[Exercise inputs]
++++
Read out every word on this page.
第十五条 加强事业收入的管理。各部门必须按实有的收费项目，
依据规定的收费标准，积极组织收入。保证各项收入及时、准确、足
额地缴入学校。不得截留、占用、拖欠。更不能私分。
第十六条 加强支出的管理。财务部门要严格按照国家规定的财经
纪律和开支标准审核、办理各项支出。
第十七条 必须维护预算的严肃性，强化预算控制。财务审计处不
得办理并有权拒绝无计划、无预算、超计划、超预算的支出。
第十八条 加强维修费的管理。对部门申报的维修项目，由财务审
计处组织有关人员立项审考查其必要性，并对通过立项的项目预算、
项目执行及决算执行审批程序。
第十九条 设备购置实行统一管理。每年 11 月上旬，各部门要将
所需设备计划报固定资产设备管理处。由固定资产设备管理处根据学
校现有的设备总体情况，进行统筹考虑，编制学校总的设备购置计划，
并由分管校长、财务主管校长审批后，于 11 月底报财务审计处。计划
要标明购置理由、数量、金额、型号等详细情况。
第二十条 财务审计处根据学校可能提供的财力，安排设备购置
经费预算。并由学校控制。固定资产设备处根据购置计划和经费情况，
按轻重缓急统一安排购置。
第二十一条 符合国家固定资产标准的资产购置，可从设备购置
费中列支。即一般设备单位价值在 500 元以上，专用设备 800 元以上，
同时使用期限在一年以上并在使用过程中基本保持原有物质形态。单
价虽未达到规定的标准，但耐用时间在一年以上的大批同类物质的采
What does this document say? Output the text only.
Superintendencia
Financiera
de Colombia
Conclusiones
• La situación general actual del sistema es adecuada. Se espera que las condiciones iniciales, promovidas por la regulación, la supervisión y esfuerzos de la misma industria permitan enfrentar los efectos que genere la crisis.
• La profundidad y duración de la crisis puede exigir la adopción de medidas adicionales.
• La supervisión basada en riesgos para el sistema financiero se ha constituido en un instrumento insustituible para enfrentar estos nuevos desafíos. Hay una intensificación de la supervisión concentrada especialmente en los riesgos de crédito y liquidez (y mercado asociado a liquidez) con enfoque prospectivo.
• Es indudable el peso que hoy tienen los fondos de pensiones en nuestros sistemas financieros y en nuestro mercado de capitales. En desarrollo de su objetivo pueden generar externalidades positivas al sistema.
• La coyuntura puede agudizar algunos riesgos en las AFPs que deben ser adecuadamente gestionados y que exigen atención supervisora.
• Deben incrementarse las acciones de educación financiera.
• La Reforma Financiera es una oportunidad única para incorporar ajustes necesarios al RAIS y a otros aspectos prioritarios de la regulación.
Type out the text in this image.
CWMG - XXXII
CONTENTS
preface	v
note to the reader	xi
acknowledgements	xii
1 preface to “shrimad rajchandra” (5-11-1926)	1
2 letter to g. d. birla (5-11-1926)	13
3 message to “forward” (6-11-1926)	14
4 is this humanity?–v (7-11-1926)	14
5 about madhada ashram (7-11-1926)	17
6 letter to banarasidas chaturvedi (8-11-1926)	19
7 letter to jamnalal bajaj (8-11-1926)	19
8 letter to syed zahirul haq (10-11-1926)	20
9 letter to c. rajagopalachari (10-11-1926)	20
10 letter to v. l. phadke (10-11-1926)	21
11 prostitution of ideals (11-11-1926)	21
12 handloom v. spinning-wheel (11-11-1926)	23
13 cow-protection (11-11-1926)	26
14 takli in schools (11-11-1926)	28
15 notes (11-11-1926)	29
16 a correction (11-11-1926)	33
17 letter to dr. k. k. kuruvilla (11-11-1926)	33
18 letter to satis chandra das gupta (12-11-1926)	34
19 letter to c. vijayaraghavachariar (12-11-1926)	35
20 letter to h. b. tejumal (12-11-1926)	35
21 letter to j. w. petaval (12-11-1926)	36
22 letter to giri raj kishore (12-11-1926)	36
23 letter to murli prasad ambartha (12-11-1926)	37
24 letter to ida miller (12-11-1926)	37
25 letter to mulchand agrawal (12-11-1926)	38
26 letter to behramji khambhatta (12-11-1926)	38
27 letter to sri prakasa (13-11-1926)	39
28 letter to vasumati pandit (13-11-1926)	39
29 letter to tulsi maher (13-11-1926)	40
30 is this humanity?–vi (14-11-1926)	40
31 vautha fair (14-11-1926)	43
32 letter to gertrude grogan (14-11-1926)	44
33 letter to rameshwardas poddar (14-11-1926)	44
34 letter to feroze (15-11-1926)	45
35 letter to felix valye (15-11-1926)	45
++++
[Work required] Each line of the listing above should be output exactly.

[Worked solution]
Read out every word on this page.
第十五条 加强事业收入的管理。各部门必须按实有的收费项目，
依据规定的收费标准，积极组织收入。保证各项收入及时、准确、足
额地缴入学校。不得截留、占用、拖欠。更不能私分。
第十六条 加强支出的管理。财务部门要严格按照国家规定的财经
纪律和开支标准审核、办理各项支出。
第十七条 必须维护预算的严肃性，强化预算控制。财务审计处不
得办理并有权拒绝无计划、无预算、超计划、超预算的支出。
第十八条 加强维修费的管理。对部门申报的维修项目，由财务审
计处组织有关人员立项审考查其必要性，并对通过立项的项目预算、
项目执行及决算执行审批程序。
第十九条 设备购置实行统一管理。每年 11 月上旬，各部门要将
所需设备计划报固定资产设备管理处。由固定资产设备管理处根据学
校现有的设备总体情况，进行统筹考虑，编制学校总的设备购置计划，
并由分管校长、财务主管校长审批后，于 11 月底报财务审计处。计划
要标明购置理由、数量、金额、型号等详细情况。
第二十条 财务审计处根据学校可能提供的财力，安排设备购置
经费预算。并由学校控制。固定资产设备处根据购置计划和经费情况，
按轻重缓急统一安排购置。
第二十一条 符合国家固定资产标准的资产购置，可从设备购置
费中列支。即一般设备单位价值在 500 元以上，专用设备 800 元以上，
同时使用期限在一年以上并在使用过程中基本保持原有物质形态。单
价虽未达到规定的标准，但耐用时间在一年以上的大批同类物质的采
What does this document say? Output the text only.
Superintendencia
Financiera
de Colombia
Conclusiones
• La situación general actual del sistema es adecuada. Se espera que las condiciones iniciales, promovidas por la regulación, la supervisión y esfuerzos de la misma industria permitan enfrentar los efectos que genere la crisis.
• La profundidad y duración de la crisis puede exigir la adopción de medidas adicionales.
• La supervisión basada en riesgos para el sistema financiero se ha constituido en un instrumento insustituible para enfrentar estos nuevos desafíos. Hay una intensificación de la supervisión concentrada especialmente en los riesgos de crédito y liquidez (y mercado asociado a liquidez) con enfoque prospectivo.
• Es indudable el peso que hoy tienen los fondos de pensiones en nuestros sistemas financieros y en nuestro mercado de capitales. En desarrollo de su objetivo pueden generar externalidades positivas al sistema.
• La coyuntura puede agudizar algunos riesgos en las AFPs que deben ser adecuadamente gestionados y que exigen atención supervisora.
• Deben incrementarse las acciones de educación financiera.
• La Reforma Financiera es una oportunidad única para incorporar ajustes necesarios al RAIS y a otros aspectos prioritarios de la regulación.
Type out the text in this image.
CWMG - XXXII
CONTENTS
preface	v
note to the reader	xi
acknowledgements	xii
1 preface to “shrimad rajchandra” (5-11-1926)	1
2 letter to g. d. birla (5-11-1926)	13
3 message to “forward” (6-11-1926)	14
4 is this humanity?–v (7-11-1926)	14
5 about madhada ashram (7-11-1926)	17
6 letter to banarasidas chaturvedi (8-11-1926)	19
7 letter to jamnalal bajaj (8-11-1926)	19
8 letter to syed zahirul haq (10-11-1926)	20
9 letter to c. rajagopalachari (10-11-1926)	20
10 letter to v. l. phadke (10-11-1926)	21
11 prostitution of ideals (11-11-1926)	21
12 handloom v. spinning-wheel (11-11-1926)	23
13 cow-protection (11-11-1926)	26
14 takli in schools (11-11-1926)	28
15 notes (11-11-1926)	29
16 a correction (11-11-1926)	33
17 letter to dr. k. k. kuruvilla (11-11-1926)	33
18 letter to satis chandra das gupta (12-11-1926)	34
19 letter to c. vijayaraghavachariar (12-11-1926)	35
20 letter to h. b. tejumal (12-11-1926)	35
21 letter to j. w. petaval (12-11-1926)	36
22 letter to giri raj kishore (12-11-1926)	36
23 letter to murli prasad ambartha (12-11-1926)	37
24 letter to ida miller (12-11-1926)	37
25 letter to mulchand agrawal (12-11-1926)	38
26 letter to behramji khambhatta (12-11-1926)	38
27 letter to sri prakasa (13-11-1926)	39
28 letter to vasumati pandit (13-11-1926)	39
29 letter to tulsi maher (13-11-1926)	40
30 is this humanity?–vi (14-11-1926)	40
31 vautha fair (14-11-1926)	43
32 letter to gertrude grogan (14-11-1926)	44
33 letter to rameshwardas poddar (14-11-1926)	44
34 letter to feroze (15-11-1926)	45
35 letter to felix valye (15-11-1926)	45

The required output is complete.